Problem description:
Each entry that follows is to be retyped exactly. Pictures do not belong in the copy.

Extracted data:
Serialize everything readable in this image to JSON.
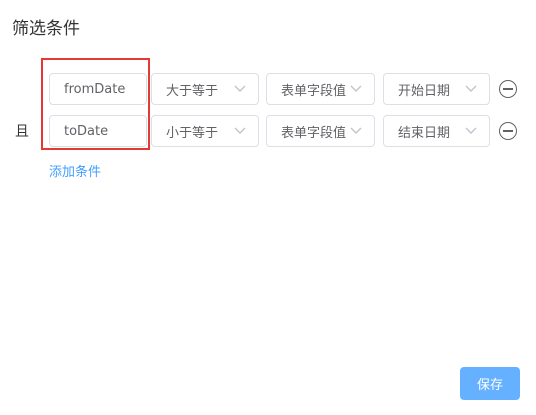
{
  "dialog": {
    "title": "筛选条件",
    "logic_label": "且",
    "add_condition_label": "添加条件",
    "save_label": "保存"
  },
  "conditions": [
    {
      "field": "fromDate",
      "operator": "大于等于",
      "value_type": "表单字段值",
      "value": "开始日期"
    },
    {
      "field": "toDate",
      "operator": "小于等于",
      "value_type": "表单字段值",
      "value": "结束日期"
    }
  ],
  "colors": {
    "accent": "#409eff",
    "save_button": "#66b1ff",
    "highlight_border": "#e53935"
  }
}
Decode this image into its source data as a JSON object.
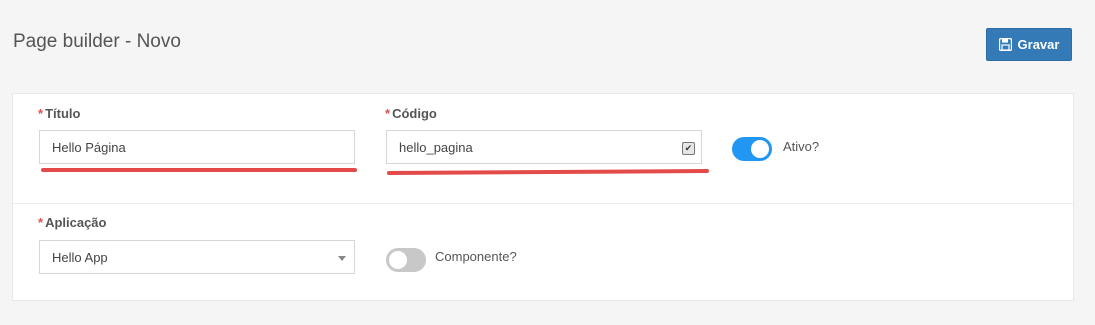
{
  "header": {
    "title": "Page builder - Novo",
    "save_label": "Gravar"
  },
  "form": {
    "titulo": {
      "label": "Título",
      "value": "Hello Página",
      "required": "*"
    },
    "codigo": {
      "label": "Código",
      "value": "hello_pagina",
      "required": "*",
      "autofill_checked": "✔"
    },
    "ativo": {
      "label": "Ativo?",
      "checked": true
    },
    "aplicacao": {
      "label": "Aplicação",
      "value": "Hello App",
      "required": "*"
    },
    "componente": {
      "label": "Componente?",
      "checked": false
    }
  },
  "colors": {
    "primary": "#337ab7",
    "toggle_on": "#2196f3",
    "toggle_off": "#c8c8c8",
    "annotation_underline": "#e34a4a",
    "required": "#d9534f"
  },
  "icons": {
    "save": "floppy-disk-icon",
    "dropdown": "caret-down-icon"
  }
}
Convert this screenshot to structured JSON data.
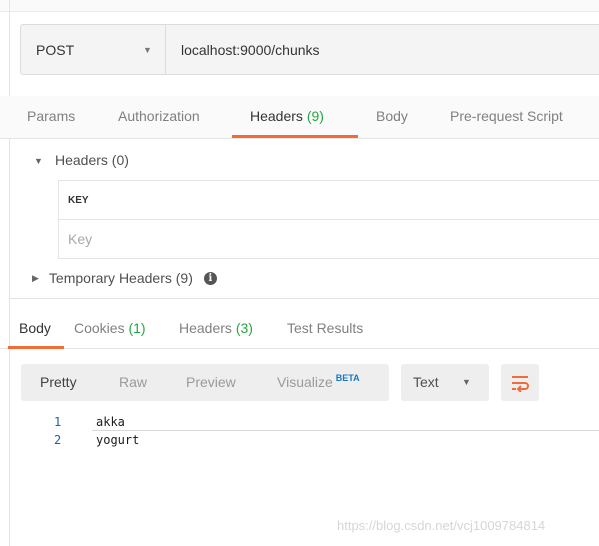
{
  "request": {
    "method": "POST",
    "url": "localhost:9000/chunks"
  },
  "request_tabs": {
    "params": "Params",
    "authorization": "Authorization",
    "headers_label": "Headers",
    "headers_count": "(9)",
    "body": "Body",
    "prerequest": "Pre-request Script"
  },
  "headers_section": {
    "title": "Headers (0)",
    "column_key": "KEY",
    "key_placeholder": "Key",
    "temporary_headers": "Temporary Headers (9)"
  },
  "response_tabs": {
    "body": "Body",
    "cookies_label": "Cookies",
    "cookies_count": "(1)",
    "headers_label": "Headers",
    "headers_count": "(3)",
    "test_results": "Test Results"
  },
  "view_options": {
    "pretty": "Pretty",
    "raw": "Raw",
    "preview": "Preview",
    "visualize": "Visualize",
    "beta": "BETA",
    "format": "Text"
  },
  "response_body": {
    "lines": [
      {
        "number": "1",
        "text": "akka"
      },
      {
        "number": "2",
        "text": "yogurt"
      }
    ]
  },
  "watermark": "https://blog.csdn.net/vcj1009784814",
  "colors": {
    "accent": "#f26b3a",
    "count_green": "#26a641",
    "beta_blue": "#1a78c2"
  }
}
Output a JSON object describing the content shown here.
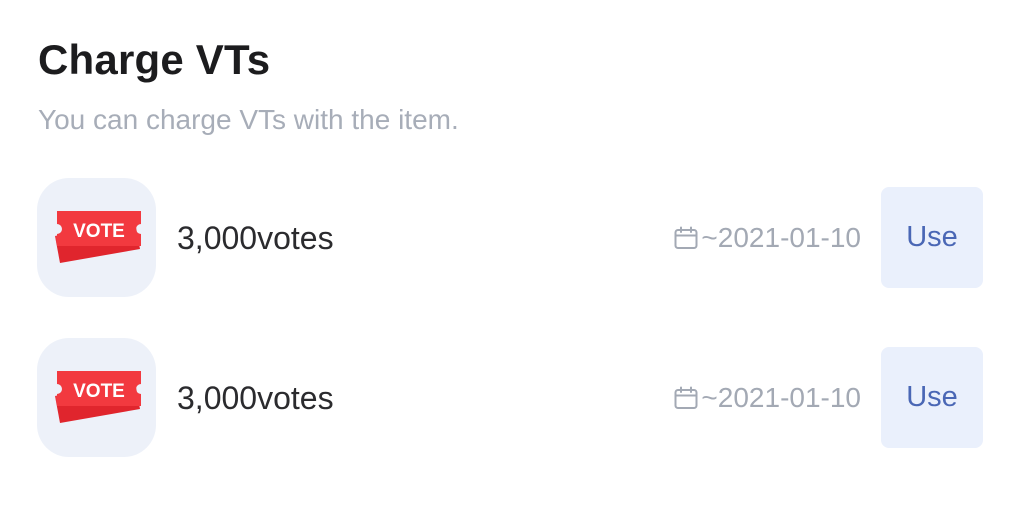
{
  "header": {
    "title": "Charge VTs",
    "subtitle": "You can charge VTs with the item."
  },
  "items": [
    {
      "icon": "vote-ticket-icon",
      "ticket_label": "VOTE",
      "name": "3,000votes",
      "expiry": "~2021-01-10",
      "action_label": "Use"
    },
    {
      "icon": "vote-ticket-icon",
      "ticket_label": "VOTE",
      "name": "3,000votes",
      "expiry": "~2021-01-10",
      "action_label": "Use"
    }
  ],
  "colors": {
    "ticket_red": "#f2393f",
    "ticket_dark_red": "#e0252d",
    "button_bg": "#eaf0fc",
    "button_text": "#4a67b5",
    "thumb_bg": "#edf1f9"
  }
}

Exercise output:
Serialize everything readable in this image to JSON.
{
  "dialog": {
    "title": "筛选条件",
    "logic_label": "且",
    "add_condition_label": "添加条件",
    "save_label": "保存"
  },
  "conditions": [
    {
      "field": "fromDate",
      "operator": "大于等于",
      "value_type": "表单字段值",
      "value": "开始日期"
    },
    {
      "field": "toDate",
      "operator": "小于等于",
      "value_type": "表单字段值",
      "value": "结束日期"
    }
  ],
  "colors": {
    "accent": "#409eff",
    "save_button": "#66b1ff",
    "highlight_border": "#e53935"
  }
}
Decode this image into its source data as a JSON object.
{
  "header": {
    "title": "Page builder - Novo",
    "save_label": "Gravar"
  },
  "form": {
    "titulo": {
      "label": "Título",
      "value": "Hello Página",
      "required": "*"
    },
    "codigo": {
      "label": "Código",
      "value": "hello_pagina",
      "required": "*",
      "autofill_checked": "✔"
    },
    "ativo": {
      "label": "Ativo?",
      "checked": true
    },
    "aplicacao": {
      "label": "Aplicação",
      "value": "Hello App",
      "required": "*"
    },
    "componente": {
      "label": "Componente?",
      "checked": false
    }
  },
  "colors": {
    "primary": "#337ab7",
    "toggle_on": "#2196f3",
    "toggle_off": "#c8c8c8",
    "annotation_underline": "#e34a4a",
    "required": "#d9534f"
  },
  "icons": {
    "save": "floppy-disk-icon",
    "dropdown": "caret-down-icon"
  }
}
Convert this screenshot to structured JSON data.
{
  "request": {
    "method": "POST",
    "url": "localhost:9000/chunks"
  },
  "request_tabs": {
    "params": "Params",
    "authorization": "Authorization",
    "headers_label": "Headers",
    "headers_count": "(9)",
    "body": "Body",
    "prerequest": "Pre-request Script"
  },
  "headers_section": {
    "title": "Headers (0)",
    "column_key": "KEY",
    "key_placeholder": "Key",
    "temporary_headers": "Temporary Headers (9)"
  },
  "response_tabs": {
    "body": "Body",
    "cookies_label": "Cookies",
    "cookies_count": "(1)",
    "headers_label": "Headers",
    "headers_count": "(3)",
    "test_results": "Test Results"
  },
  "view_options": {
    "pretty": "Pretty",
    "raw": "Raw",
    "preview": "Preview",
    "visualize": "Visualize",
    "beta": "BETA",
    "format": "Text"
  },
  "response_body": {
    "lines": [
      {
        "number": "1",
        "text": "akka"
      },
      {
        "number": "2",
        "text": "yogurt"
      }
    ]
  },
  "watermark": "https://blog.csdn.net/vcj1009784814",
  "colors": {
    "accent": "#f26b3a",
    "count_green": "#26a641",
    "beta_blue": "#1a78c2"
  }
}
Output a JSON object describing the content shown here.
{
  "header": {
    "title": "Charge VTs",
    "subtitle": "You can charge VTs with the item."
  },
  "items": [
    {
      "icon": "vote-ticket-icon",
      "ticket_label": "VOTE",
      "name": "3,000votes",
      "expiry": "~2021-01-10",
      "action_label": "Use"
    },
    {
      "icon": "vote-ticket-icon",
      "ticket_label": "VOTE",
      "name": "3,000votes",
      "expiry": "~2021-01-10",
      "action_label": "Use"
    }
  ],
  "colors": {
    "ticket_red": "#f2393f",
    "ticket_dark_red": "#e0252d",
    "button_bg": "#eaf0fc",
    "button_text": "#4a67b5",
    "thumb_bg": "#edf1f9"
  }
}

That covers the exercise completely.